:: Stated exercise ::
Identify all lines below that hold "color" and collect them.

:: Information supplied ::

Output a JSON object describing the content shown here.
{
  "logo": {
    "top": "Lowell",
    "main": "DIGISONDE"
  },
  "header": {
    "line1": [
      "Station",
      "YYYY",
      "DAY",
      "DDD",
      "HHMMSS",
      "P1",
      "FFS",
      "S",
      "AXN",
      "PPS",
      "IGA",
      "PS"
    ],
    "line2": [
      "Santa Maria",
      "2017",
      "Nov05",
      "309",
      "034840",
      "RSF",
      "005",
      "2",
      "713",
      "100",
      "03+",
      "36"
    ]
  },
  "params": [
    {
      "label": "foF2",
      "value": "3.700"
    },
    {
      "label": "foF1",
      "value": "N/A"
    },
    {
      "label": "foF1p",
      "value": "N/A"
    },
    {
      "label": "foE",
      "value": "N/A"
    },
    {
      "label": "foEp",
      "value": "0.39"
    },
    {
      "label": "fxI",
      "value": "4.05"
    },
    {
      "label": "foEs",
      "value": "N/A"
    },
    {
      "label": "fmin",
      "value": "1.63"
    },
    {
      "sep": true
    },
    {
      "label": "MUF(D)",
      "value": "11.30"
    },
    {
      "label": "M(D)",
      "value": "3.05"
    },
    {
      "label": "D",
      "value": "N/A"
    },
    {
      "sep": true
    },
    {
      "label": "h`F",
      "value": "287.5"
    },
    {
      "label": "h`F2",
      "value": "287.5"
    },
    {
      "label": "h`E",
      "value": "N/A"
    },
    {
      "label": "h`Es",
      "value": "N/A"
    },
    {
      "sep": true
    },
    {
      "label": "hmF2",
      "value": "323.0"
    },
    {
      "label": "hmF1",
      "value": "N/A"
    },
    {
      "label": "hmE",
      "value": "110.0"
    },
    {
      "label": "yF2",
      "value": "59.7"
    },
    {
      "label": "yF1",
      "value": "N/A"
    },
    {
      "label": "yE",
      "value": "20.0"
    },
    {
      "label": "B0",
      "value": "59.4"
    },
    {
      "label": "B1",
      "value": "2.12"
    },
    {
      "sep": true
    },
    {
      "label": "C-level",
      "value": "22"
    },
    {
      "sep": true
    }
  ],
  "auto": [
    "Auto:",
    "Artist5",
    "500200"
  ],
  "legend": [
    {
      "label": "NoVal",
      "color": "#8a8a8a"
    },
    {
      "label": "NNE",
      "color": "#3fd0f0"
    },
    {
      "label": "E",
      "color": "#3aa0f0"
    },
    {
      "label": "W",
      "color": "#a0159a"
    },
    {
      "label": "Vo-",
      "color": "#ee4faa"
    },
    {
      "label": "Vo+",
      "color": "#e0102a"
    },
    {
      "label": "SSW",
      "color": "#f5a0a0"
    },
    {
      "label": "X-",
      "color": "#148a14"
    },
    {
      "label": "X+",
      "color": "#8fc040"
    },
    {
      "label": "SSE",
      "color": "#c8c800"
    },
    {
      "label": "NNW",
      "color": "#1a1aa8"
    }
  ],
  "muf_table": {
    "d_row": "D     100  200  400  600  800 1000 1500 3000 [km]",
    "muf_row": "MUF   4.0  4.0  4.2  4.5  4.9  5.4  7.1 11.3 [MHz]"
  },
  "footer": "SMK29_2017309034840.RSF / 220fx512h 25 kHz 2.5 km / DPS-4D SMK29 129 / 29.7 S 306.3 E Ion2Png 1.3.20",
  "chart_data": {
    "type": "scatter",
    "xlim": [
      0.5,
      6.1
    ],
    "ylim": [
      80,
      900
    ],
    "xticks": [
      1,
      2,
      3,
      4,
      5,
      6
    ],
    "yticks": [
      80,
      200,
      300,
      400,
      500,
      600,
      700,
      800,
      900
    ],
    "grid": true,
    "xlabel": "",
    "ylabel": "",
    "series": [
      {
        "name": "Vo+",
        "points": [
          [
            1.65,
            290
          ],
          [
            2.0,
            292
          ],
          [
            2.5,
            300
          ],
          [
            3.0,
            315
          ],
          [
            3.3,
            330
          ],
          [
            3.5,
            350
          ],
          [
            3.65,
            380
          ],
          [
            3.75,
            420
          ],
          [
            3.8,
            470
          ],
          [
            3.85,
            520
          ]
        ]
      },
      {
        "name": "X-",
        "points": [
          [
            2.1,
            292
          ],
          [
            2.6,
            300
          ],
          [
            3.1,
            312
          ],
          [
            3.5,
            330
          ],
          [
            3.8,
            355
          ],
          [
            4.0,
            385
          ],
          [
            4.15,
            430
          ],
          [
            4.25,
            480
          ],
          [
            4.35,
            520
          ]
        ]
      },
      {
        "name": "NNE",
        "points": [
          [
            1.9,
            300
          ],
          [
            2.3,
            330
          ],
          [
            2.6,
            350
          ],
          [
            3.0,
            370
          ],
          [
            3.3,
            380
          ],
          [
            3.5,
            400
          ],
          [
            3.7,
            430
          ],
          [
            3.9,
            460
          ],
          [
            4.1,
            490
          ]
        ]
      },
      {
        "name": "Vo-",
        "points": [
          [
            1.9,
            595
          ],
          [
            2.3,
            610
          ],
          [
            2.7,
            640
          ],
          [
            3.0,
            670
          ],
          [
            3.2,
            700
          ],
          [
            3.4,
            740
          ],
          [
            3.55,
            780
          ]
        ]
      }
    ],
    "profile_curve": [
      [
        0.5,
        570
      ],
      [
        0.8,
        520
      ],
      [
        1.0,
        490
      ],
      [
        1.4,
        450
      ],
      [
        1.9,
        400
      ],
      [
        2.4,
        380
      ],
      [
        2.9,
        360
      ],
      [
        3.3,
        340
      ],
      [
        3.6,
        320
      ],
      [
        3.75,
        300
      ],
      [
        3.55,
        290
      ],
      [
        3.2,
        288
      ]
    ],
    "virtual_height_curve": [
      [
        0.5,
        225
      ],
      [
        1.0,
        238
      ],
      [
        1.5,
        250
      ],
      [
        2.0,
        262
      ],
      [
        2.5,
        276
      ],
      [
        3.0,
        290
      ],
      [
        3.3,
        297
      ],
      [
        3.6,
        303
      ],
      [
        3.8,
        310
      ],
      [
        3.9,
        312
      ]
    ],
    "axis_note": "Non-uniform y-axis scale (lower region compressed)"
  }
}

:: Task answer ::
      "color": "#8a8a8a"
      "color": "#3fd0f0"
      "color": "#3aa0f0"
      "color": "#a0159a"
      "color": "#ee4faa"
      "color": "#e0102a"
      "color": "#f5a0a0"
      "color": "#148a14"
      "color": "#8fc040"
      "color": "#c8c800"
      "color": "#1a1aa8"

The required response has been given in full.